### DATA RECORDS:
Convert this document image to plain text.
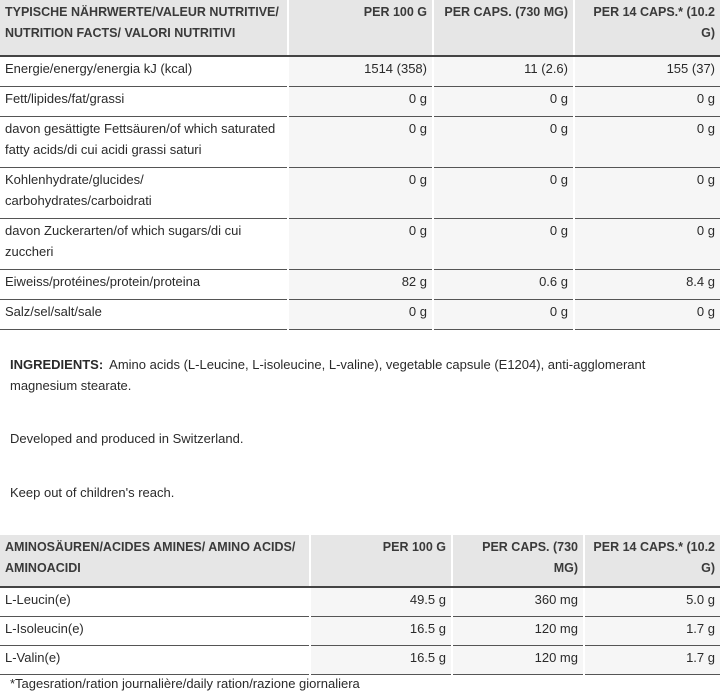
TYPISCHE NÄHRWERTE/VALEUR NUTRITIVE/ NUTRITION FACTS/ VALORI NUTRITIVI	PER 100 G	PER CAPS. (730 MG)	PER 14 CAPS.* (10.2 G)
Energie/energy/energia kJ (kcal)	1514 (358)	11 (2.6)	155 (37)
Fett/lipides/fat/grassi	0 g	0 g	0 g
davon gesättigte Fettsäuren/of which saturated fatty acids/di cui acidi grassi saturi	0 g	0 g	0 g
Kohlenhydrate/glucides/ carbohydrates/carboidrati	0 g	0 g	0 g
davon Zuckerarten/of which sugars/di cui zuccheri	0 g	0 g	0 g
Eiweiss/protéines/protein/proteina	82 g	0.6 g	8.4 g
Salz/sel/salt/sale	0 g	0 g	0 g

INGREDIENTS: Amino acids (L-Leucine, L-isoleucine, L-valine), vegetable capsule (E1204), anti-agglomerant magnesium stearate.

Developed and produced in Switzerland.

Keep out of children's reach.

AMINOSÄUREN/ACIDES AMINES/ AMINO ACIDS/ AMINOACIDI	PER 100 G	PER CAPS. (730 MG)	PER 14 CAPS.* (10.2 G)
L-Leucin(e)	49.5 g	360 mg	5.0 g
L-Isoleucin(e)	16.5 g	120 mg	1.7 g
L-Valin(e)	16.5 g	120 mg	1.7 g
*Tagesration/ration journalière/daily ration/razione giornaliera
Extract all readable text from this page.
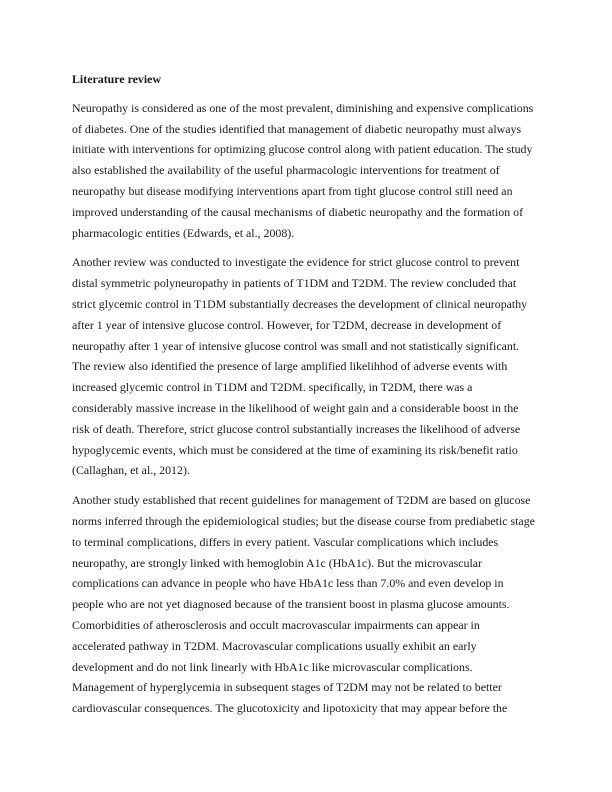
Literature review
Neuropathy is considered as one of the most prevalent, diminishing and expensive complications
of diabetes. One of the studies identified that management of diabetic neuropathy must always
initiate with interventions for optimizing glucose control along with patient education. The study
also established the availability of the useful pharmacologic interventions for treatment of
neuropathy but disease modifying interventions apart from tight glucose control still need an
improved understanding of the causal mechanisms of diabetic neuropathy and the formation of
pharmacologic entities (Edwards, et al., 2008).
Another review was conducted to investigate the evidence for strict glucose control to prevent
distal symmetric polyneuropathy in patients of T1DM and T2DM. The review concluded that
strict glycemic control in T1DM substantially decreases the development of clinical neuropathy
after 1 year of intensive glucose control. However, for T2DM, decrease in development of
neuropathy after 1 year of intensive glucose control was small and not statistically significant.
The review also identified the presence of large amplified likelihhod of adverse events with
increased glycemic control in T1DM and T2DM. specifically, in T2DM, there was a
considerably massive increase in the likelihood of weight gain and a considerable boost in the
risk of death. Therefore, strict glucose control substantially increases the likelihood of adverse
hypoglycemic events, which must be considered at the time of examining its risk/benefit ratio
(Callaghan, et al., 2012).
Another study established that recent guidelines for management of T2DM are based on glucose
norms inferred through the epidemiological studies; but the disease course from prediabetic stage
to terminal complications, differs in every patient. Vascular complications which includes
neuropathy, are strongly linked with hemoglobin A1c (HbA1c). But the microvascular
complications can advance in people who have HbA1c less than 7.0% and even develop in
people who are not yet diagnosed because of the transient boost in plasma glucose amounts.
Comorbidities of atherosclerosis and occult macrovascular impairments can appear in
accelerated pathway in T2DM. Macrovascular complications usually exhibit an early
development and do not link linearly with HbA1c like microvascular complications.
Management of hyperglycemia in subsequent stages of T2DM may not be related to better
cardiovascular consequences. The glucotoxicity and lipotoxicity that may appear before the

### PROBLEM TO WORK ON:
Copy the material above exactly and drop the pictures.

### SOLUTION TO THE PROBLEM:
Convert this document image to plain text.
TYPISCHE NÄHRWERTE/VALEUR NUTRITIVE/ NUTRITION FACTS/ VALORI NUTRITIVI	PER 100 G	PER CAPS. (730 MG)	PER 14 CAPS.* (10.2 G)
Energie/energy/energia kJ (kcal)	1514 (358)	11 (2.6)	155 (37)
Fett/lipides/fat/grassi	0 g	0 g	0 g
davon gesättigte Fettsäuren/of which saturated fatty acids/di cui acidi grassi saturi	0 g	0 g	0 g
Kohlenhydrate/glucides/ carbohydrates/carboidrati	0 g	0 g	0 g
davon Zuckerarten/of which sugars/di cui zuccheri	0 g	0 g	0 g
Eiweiss/protéines/protein/proteina	82 g	0.6 g	8.4 g
Salz/sel/salt/sale	0 g	0 g	0 g

INGREDIENTS: Amino acids (L-Leucine, L-isoleucine, L-valine), vegetable capsule (E1204), anti-agglomerant magnesium stearate.

Developed and produced in Switzerland.

Keep out of children's reach.

AMINOSÄUREN/ACIDES AMINES/ AMINO ACIDS/ AMINOACIDI	PER 100 G	PER CAPS. (730 MG)	PER 14 CAPS.* (10.2 G)
L-Leucin(e)	49.5 g	360 mg	5.0 g
L-Isoleucin(e)	16.5 g	120 mg	1.7 g
L-Valin(e)	16.5 g	120 mg	1.7 g
*Tagesration/ration journalière/daily ration/razione giornaliera
Extract all readable text from this page.
Literature review
Neuropathy is considered as one of the most prevalent, diminishing and expensive complications
of diabetes. One of the studies identified that management of diabetic neuropathy must always
initiate with interventions for optimizing glucose control along with patient education. The study
also established the availability of the useful pharmacologic interventions for treatment of
neuropathy but disease modifying interventions apart from tight glucose control still need an
improved understanding of the causal mechanisms of diabetic neuropathy and the formation of
pharmacologic entities (Edwards, et al., 2008).
Another review was conducted to investigate the evidence for strict glucose control to prevent
distal symmetric polyneuropathy in patients of T1DM and T2DM. The review concluded that
strict glycemic control in T1DM substantially decreases the development of clinical neuropathy
after 1 year of intensive glucose control. However, for T2DM, decrease in development of
neuropathy after 1 year of intensive glucose control was small and not statistically significant.
The review also identified the presence of large amplified likelihhod of adverse events with
increased glycemic control in T1DM and T2DM. specifically, in T2DM, there was a
considerably massive increase in the likelihood of weight gain and a considerable boost in the
risk of death. Therefore, strict glucose control substantially increases the likelihood of adverse
hypoglycemic events, which must be considered at the time of examining its risk/benefit ratio
(Callaghan, et al., 2012).
Another study established that recent guidelines for management of T2DM are based on glucose
norms inferred through the epidemiological studies; but the disease course from prediabetic stage
to terminal complications, differs in every patient. Vascular complications which includes
neuropathy, are strongly linked with hemoglobin A1c (HbA1c). But the microvascular
complications can advance in people who have HbA1c less than 7.0% and even develop in
people who are not yet diagnosed because of the transient boost in plasma glucose amounts.
Comorbidities of atherosclerosis and occult macrovascular impairments can appear in
accelerated pathway in T2DM. Macrovascular complications usually exhibit an early
development and do not link linearly with HbA1c like microvascular complications.
Management of hyperglycemia in subsequent stages of T2DM may not be related to better
cardiovascular consequences. The glucotoxicity and lipotoxicity that may appear before the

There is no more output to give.